··· Recorded data

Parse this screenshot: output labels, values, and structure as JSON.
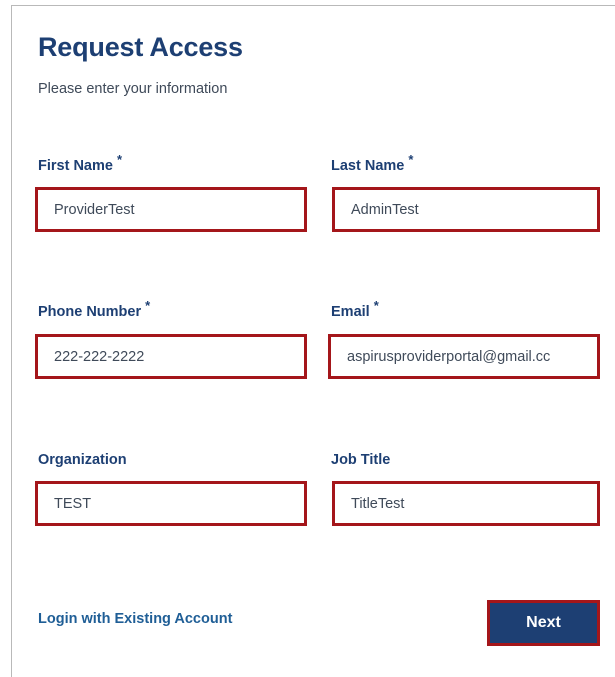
{
  "header": {
    "title": "Request Access",
    "subtitle": "Please enter your information"
  },
  "form": {
    "first_name": {
      "label": "First Name",
      "required_mark": "*",
      "value": "ProviderTest"
    },
    "last_name": {
      "label": "Last Name",
      "required_mark": "*",
      "value": "AdminTest"
    },
    "phone": {
      "label": "Phone Number",
      "required_mark": "*",
      "value": "222-222-2222"
    },
    "email": {
      "label": "Email",
      "required_mark": "*",
      "value": "aspirusproviderportal@gmail.cc"
    },
    "organization": {
      "label": "Organization",
      "value": "TEST"
    },
    "job_title": {
      "label": "Job Title",
      "value": "TitleTest"
    }
  },
  "footer": {
    "login_link": "Login with Existing Account",
    "next_label": "Next"
  },
  "colors": {
    "brand_navy": "#1d3f73",
    "highlight_red": "#a4161a",
    "link_blue": "#1f5e96"
  }
}
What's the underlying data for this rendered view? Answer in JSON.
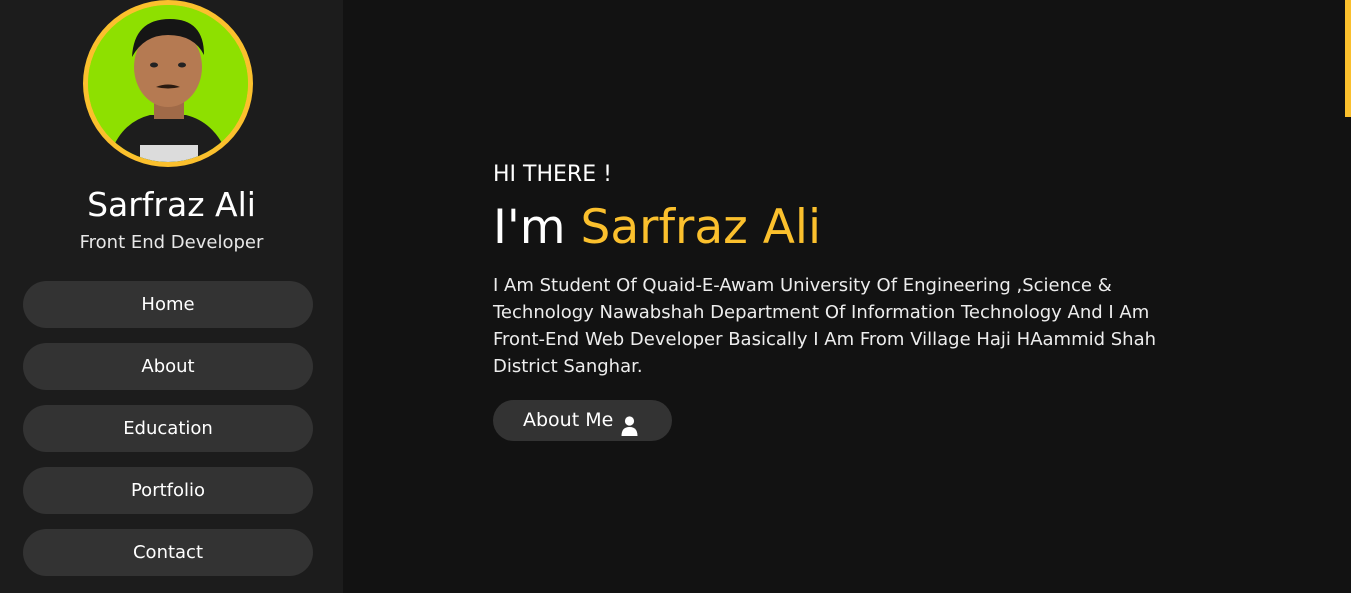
{
  "sidebar": {
    "profile_name": "Sarfraz Ali",
    "profile_role": "Front End Developer",
    "nav": [
      {
        "label": "Home"
      },
      {
        "label": "About"
      },
      {
        "label": "Education"
      },
      {
        "label": "Portfolio"
      },
      {
        "label": "Contact"
      }
    ]
  },
  "main": {
    "greeting": "HI THERE !",
    "intro_prefix": "I'm ",
    "intro_name": "Sarfraz Ali",
    "description": "I Am Student Of Quaid-E-Awam University Of Engineering ,Science & Technology Nawabshah Department Of Information Technology And I Am Front-End Web Developer Basically I Am From Village Haji HAammid Shah District Sanghar.",
    "about_button_label": "About Me",
    "about_button_icon": "user-icon"
  },
  "colors": {
    "accent": "#fbc02d",
    "sidebar_bg": "#1c1c1c",
    "main_bg": "#121212",
    "button_bg": "#333333"
  }
}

······

> **Problem to work on**: Leaving out every picture, extract verbatim the lines from the one containing "What's the underlying" through the last line of the listing, inclusive.

> **In response**:
What's the underlying data for this rendered view? Answer in JSON.
{
  "sidebar": {
    "profile_name": "Sarfraz Ali",
    "profile_role": "Front End Developer",
    "nav": [
      {
        "label": "Home"
      },
      {
        "label": "About"
      },
      {
        "label": "Education"
      },
      {
        "label": "Portfolio"
      },
      {
        "label": "Contact"
      }
    ]
  },
  "main": {
    "greeting": "HI THERE !",
    "intro_prefix": "I'm ",
    "intro_name": "Sarfraz Ali",
    "description": "I Am Student Of Quaid-E-Awam University Of Engineering ,Science & Technology Nawabshah Department Of Information Technology And I Am Front-End Web Developer Basically I Am From Village Haji HAammid Shah District Sanghar.",
    "about_button_label": "About Me",
    "about_button_icon": "user-icon"
  },
  "colors": {
    "accent": "#fbc02d",
    "sidebar_bg": "#1c1c1c",
    "main_bg": "#121212",
    "button_bg": "#333333"
  }
}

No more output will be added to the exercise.